## Start Supplied entries

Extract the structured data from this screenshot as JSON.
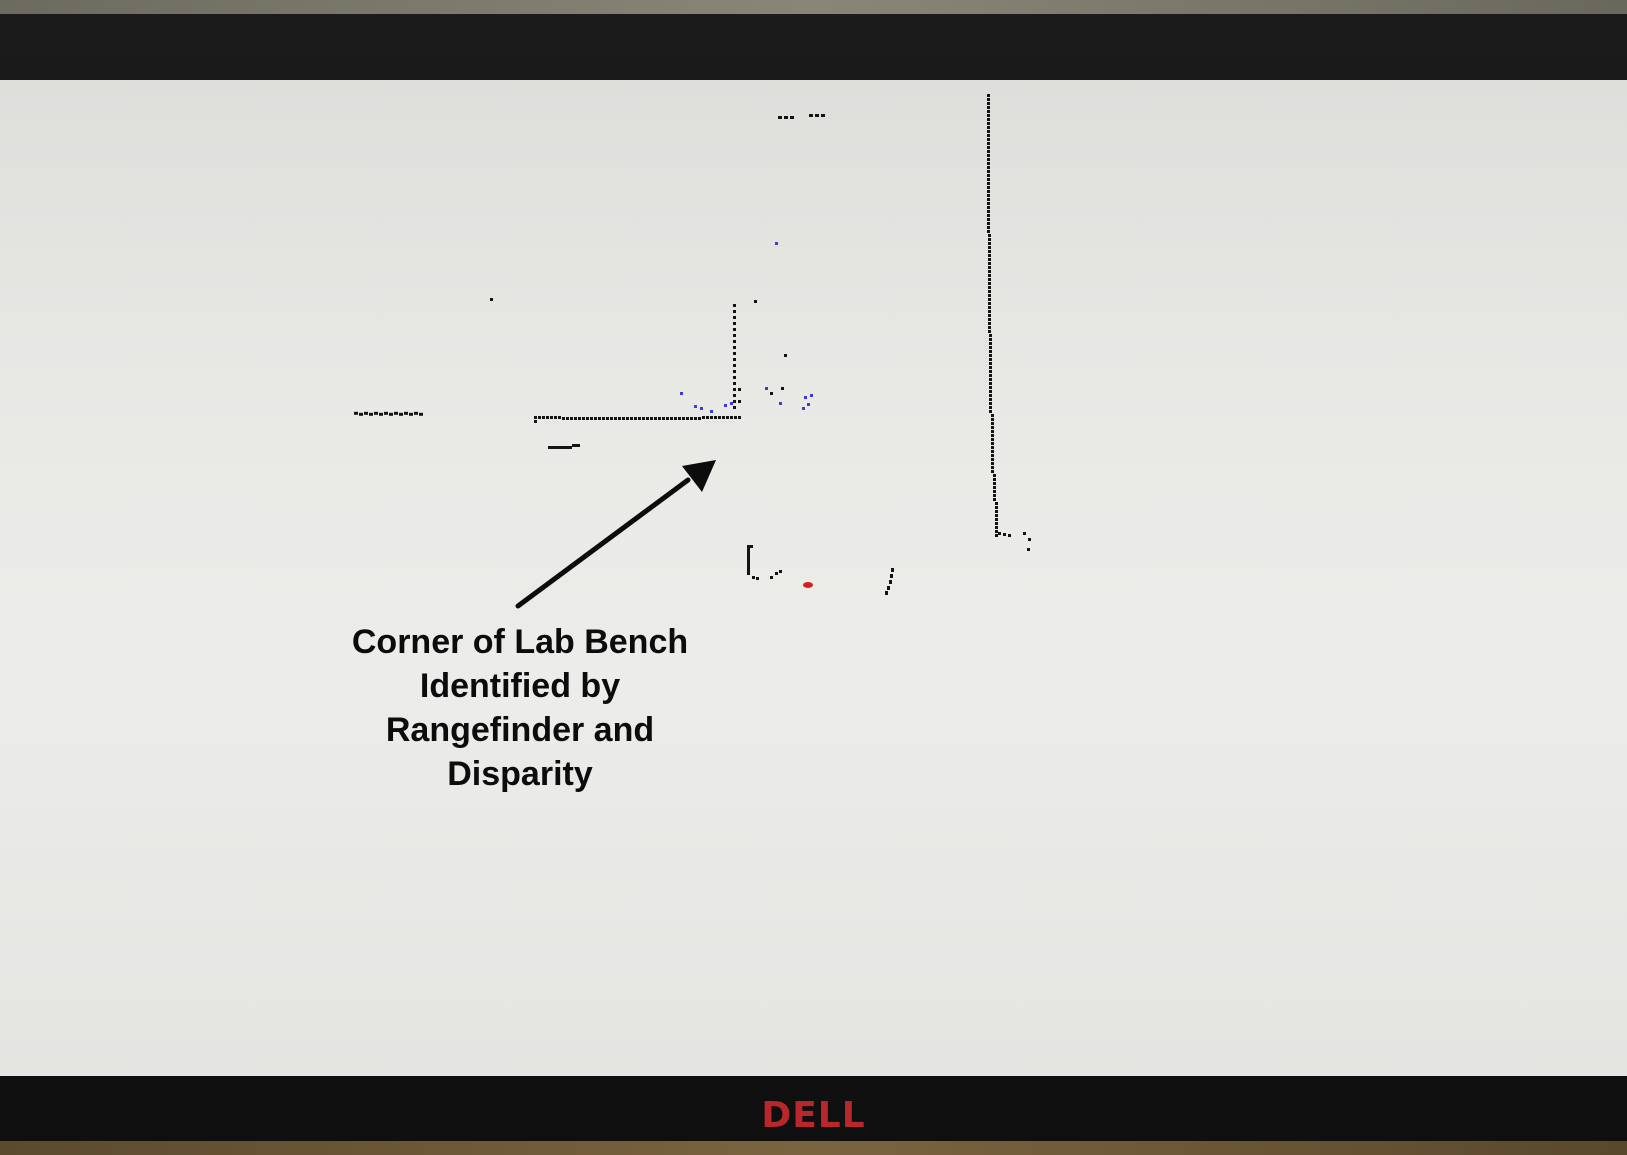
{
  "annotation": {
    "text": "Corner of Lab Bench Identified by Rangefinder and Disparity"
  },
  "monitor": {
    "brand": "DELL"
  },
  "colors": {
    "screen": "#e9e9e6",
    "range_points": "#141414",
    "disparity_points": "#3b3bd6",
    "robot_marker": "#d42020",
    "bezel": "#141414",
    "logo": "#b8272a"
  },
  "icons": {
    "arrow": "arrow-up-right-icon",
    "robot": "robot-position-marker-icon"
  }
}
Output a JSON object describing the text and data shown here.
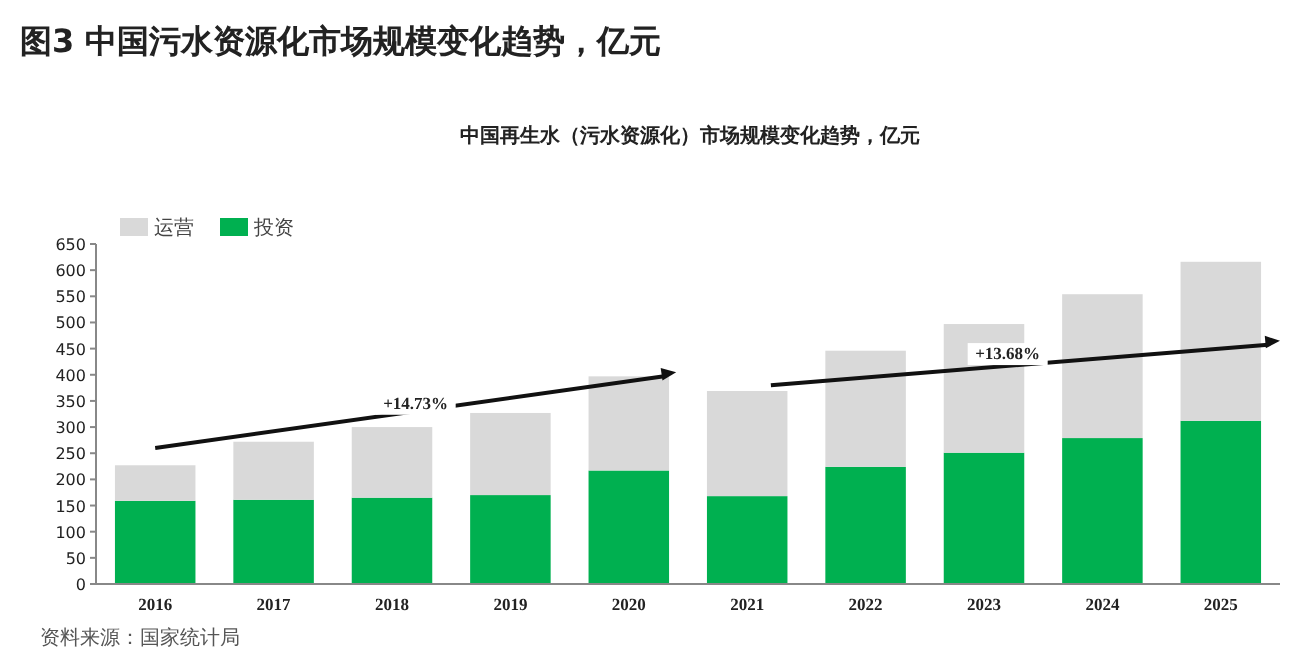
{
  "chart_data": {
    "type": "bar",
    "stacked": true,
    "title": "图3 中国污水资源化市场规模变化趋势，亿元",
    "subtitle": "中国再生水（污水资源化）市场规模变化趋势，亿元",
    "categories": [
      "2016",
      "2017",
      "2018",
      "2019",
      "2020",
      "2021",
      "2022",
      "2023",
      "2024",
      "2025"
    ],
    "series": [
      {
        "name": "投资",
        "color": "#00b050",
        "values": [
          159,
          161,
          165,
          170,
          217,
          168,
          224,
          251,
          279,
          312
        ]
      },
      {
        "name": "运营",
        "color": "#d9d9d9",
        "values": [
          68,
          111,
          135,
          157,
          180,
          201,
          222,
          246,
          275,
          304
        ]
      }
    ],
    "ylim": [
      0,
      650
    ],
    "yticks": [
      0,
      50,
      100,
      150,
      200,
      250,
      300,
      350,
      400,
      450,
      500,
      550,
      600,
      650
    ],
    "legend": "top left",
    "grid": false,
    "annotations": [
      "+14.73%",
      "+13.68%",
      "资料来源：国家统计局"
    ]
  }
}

## End Supplied entries

▶ _Set problem_: Give the count of lines in the data shown above that contain "text", and nothing else.

▶ _Final answer_: 2